● **WORK INSTRUCTIONS**:
Quote the records that follow in full and exactly; leave out the pictures.

+++ DATA SUPPLIED

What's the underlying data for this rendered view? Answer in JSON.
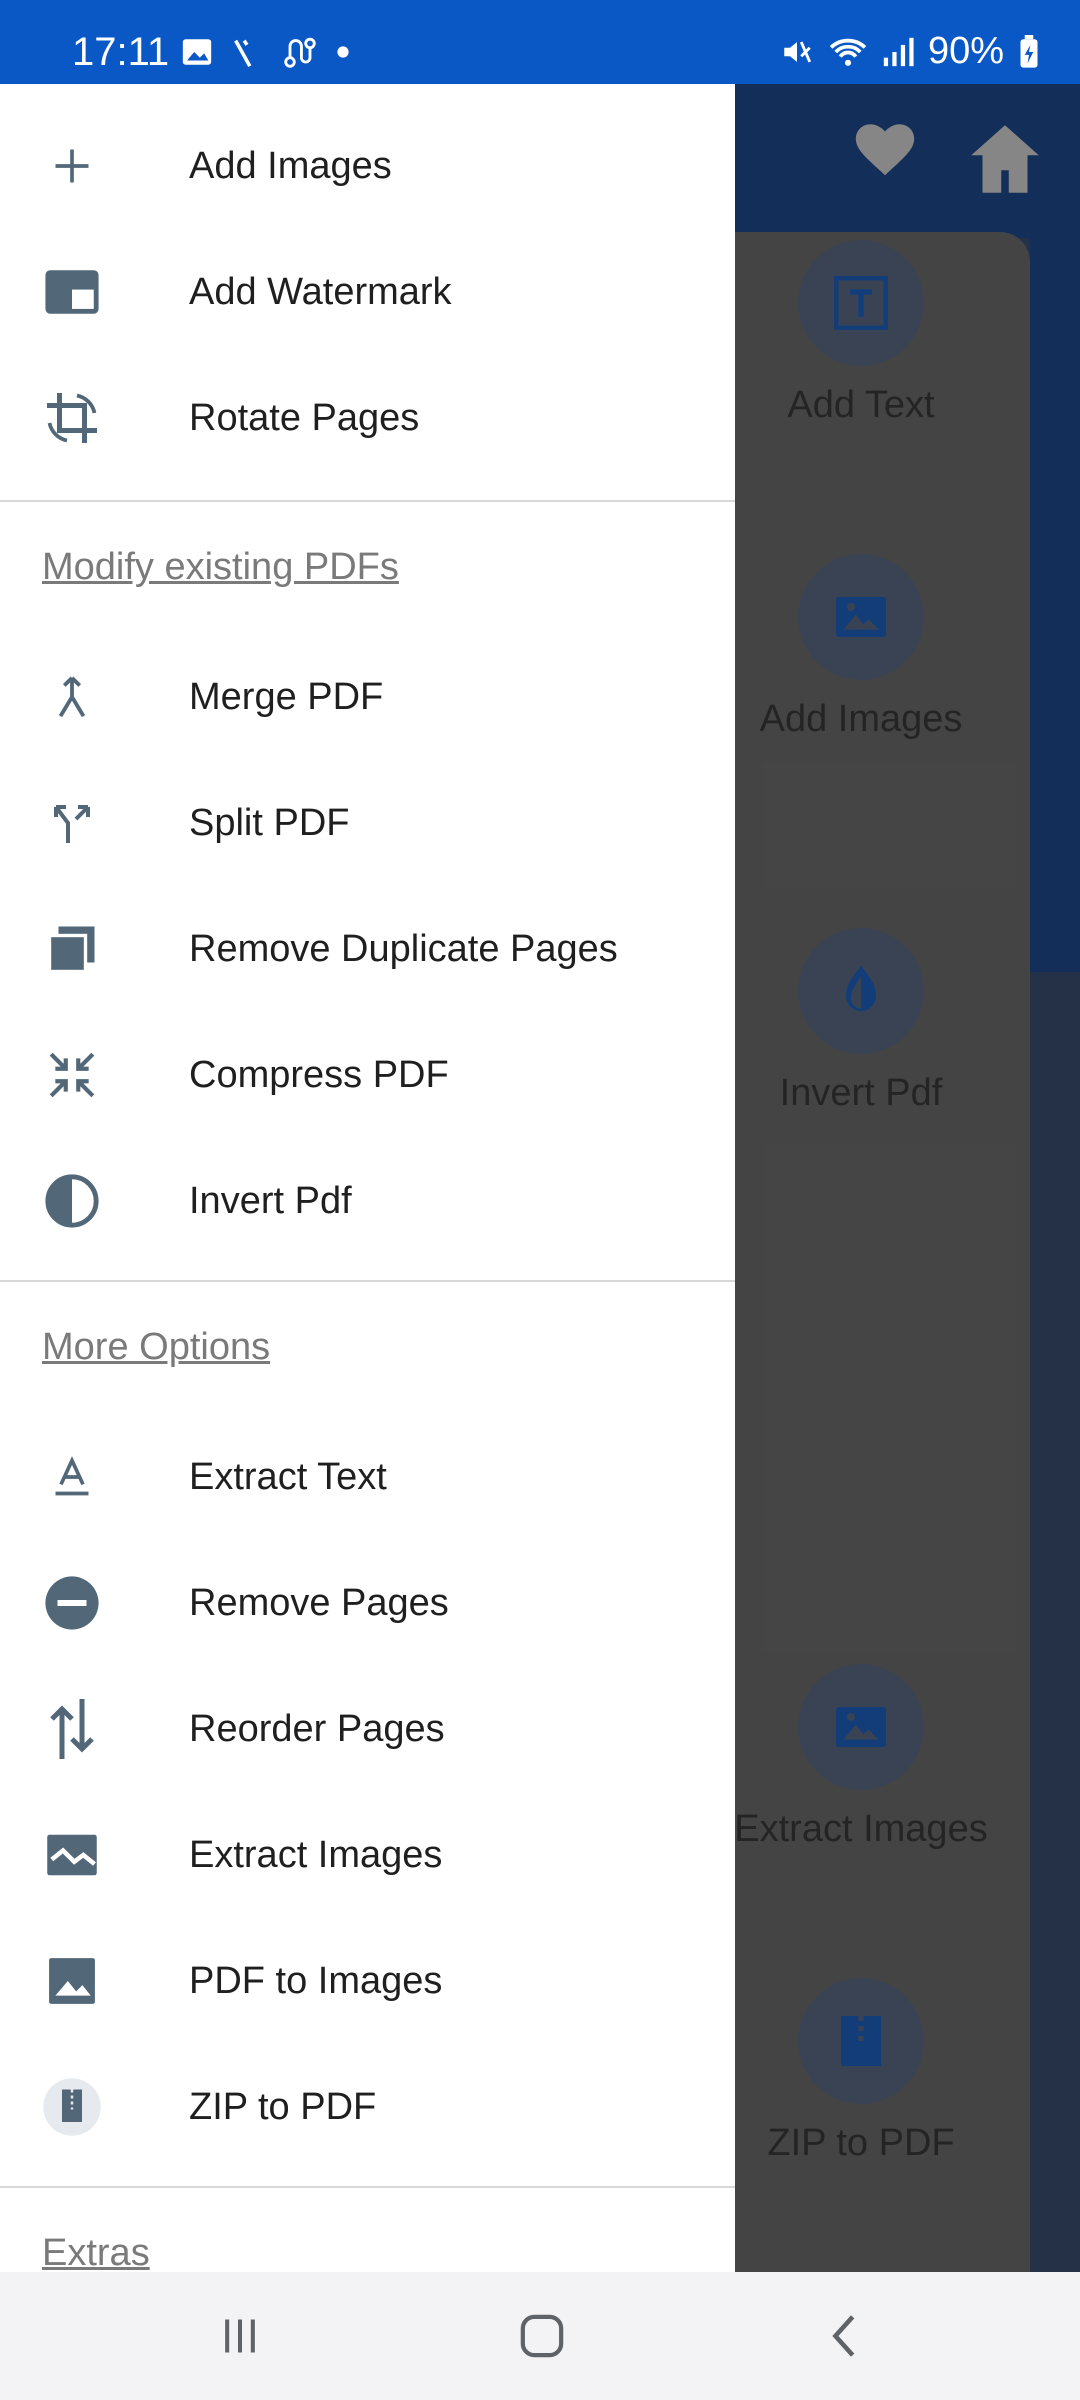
{
  "status_bar": {
    "time": "17:11",
    "battery": "90%",
    "icons_left": [
      "image-icon",
      "signal-slash-icon",
      "route-icon",
      "dot-icon"
    ],
    "icons_right": [
      "mute-icon",
      "wifi-icon",
      "cell-signal-icon",
      "battery-charging-icon"
    ]
  },
  "background": {
    "header_icons": [
      "heart-icon",
      "home-icon"
    ],
    "items": [
      {
        "label": "Add Text",
        "icon": "text-box-icon"
      },
      {
        "label": "Add Images",
        "icon": "image-icon"
      },
      {
        "label": "Invert Pdf",
        "icon": "invert-drop-icon"
      },
      {
        "label": "Extract Images",
        "icon": "image-icon"
      },
      {
        "label": "ZIP to PDF",
        "icon": "zip-file-icon"
      }
    ]
  },
  "drawer": {
    "top_items": [
      {
        "label": "Add Images",
        "icon": "plus-icon"
      },
      {
        "label": "Add Watermark",
        "icon": "watermark-icon"
      },
      {
        "label": "Rotate Pages",
        "icon": "rotate-icon"
      }
    ],
    "section_modify": {
      "title": "Modify existing PDFs",
      "items": [
        {
          "label": "Merge PDF",
          "icon": "merge-icon"
        },
        {
          "label": "Split PDF",
          "icon": "split-icon"
        },
        {
          "label": "Remove Duplicate Pages",
          "icon": "duplicate-pages-icon"
        },
        {
          "label": "Compress PDF",
          "icon": "compress-icon"
        },
        {
          "label": "Invert Pdf",
          "icon": "invert-icon"
        }
      ]
    },
    "section_more": {
      "title": "More Options",
      "items": [
        {
          "label": "Extract Text",
          "icon": "text-format-icon"
        },
        {
          "label": "Remove Pages",
          "icon": "minus-circle-icon"
        },
        {
          "label": "Reorder Pages",
          "icon": "reorder-arrows-icon"
        },
        {
          "label": "Extract Images",
          "icon": "extract-image-icon"
        },
        {
          "label": "PDF to Images",
          "icon": "image-icon"
        },
        {
          "label": "ZIP to PDF",
          "icon": "zip-icon"
        }
      ]
    },
    "section_extras": {
      "title": "Extras"
    }
  },
  "nav_bar": {
    "buttons": [
      "recents-icon",
      "home-button-icon",
      "back-icon"
    ]
  },
  "colors": {
    "status_bar": "#0a58c5",
    "icon_gray": "#526778",
    "icon_blue": "#1e63c4"
  }
}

++++++

● **SOLVED PROBLEM**:
What's the underlying data for this rendered view? Answer in JSON.
{
  "status_bar": {
    "time": "17:11",
    "battery": "90%",
    "icons_left": [
      "image-icon",
      "signal-slash-icon",
      "route-icon",
      "dot-icon"
    ],
    "icons_right": [
      "mute-icon",
      "wifi-icon",
      "cell-signal-icon",
      "battery-charging-icon"
    ]
  },
  "background": {
    "header_icons": [
      "heart-icon",
      "home-icon"
    ],
    "items": [
      {
        "label": "Add Text",
        "icon": "text-box-icon"
      },
      {
        "label": "Add Images",
        "icon": "image-icon"
      },
      {
        "label": "Invert Pdf",
        "icon": "invert-drop-icon"
      },
      {
        "label": "Extract Images",
        "icon": "image-icon"
      },
      {
        "label": "ZIP to PDF",
        "icon": "zip-file-icon"
      }
    ]
  },
  "drawer": {
    "top_items": [
      {
        "label": "Add Images",
        "icon": "plus-icon"
      },
      {
        "label": "Add Watermark",
        "icon": "watermark-icon"
      },
      {
        "label": "Rotate Pages",
        "icon": "rotate-icon"
      }
    ],
    "section_modify": {
      "title": "Modify existing PDFs",
      "items": [
        {
          "label": "Merge PDF",
          "icon": "merge-icon"
        },
        {
          "label": "Split PDF",
          "icon": "split-icon"
        },
        {
          "label": "Remove Duplicate Pages",
          "icon": "duplicate-pages-icon"
        },
        {
          "label": "Compress PDF",
          "icon": "compress-icon"
        },
        {
          "label": "Invert Pdf",
          "icon": "invert-icon"
        }
      ]
    },
    "section_more": {
      "title": "More Options",
      "items": [
        {
          "label": "Extract Text",
          "icon": "text-format-icon"
        },
        {
          "label": "Remove Pages",
          "icon": "minus-circle-icon"
        },
        {
          "label": "Reorder Pages",
          "icon": "reorder-arrows-icon"
        },
        {
          "label": "Extract Images",
          "icon": "extract-image-icon"
        },
        {
          "label": "PDF to Images",
          "icon": "image-icon"
        },
        {
          "label": "ZIP to PDF",
          "icon": "zip-icon"
        }
      ]
    },
    "section_extras": {
      "title": "Extras"
    }
  },
  "nav_bar": {
    "buttons": [
      "recents-icon",
      "home-button-icon",
      "back-icon"
    ]
  },
  "colors": {
    "status_bar": "#0a58c5",
    "icon_gray": "#526778",
    "icon_blue": "#1e63c4"
  }
}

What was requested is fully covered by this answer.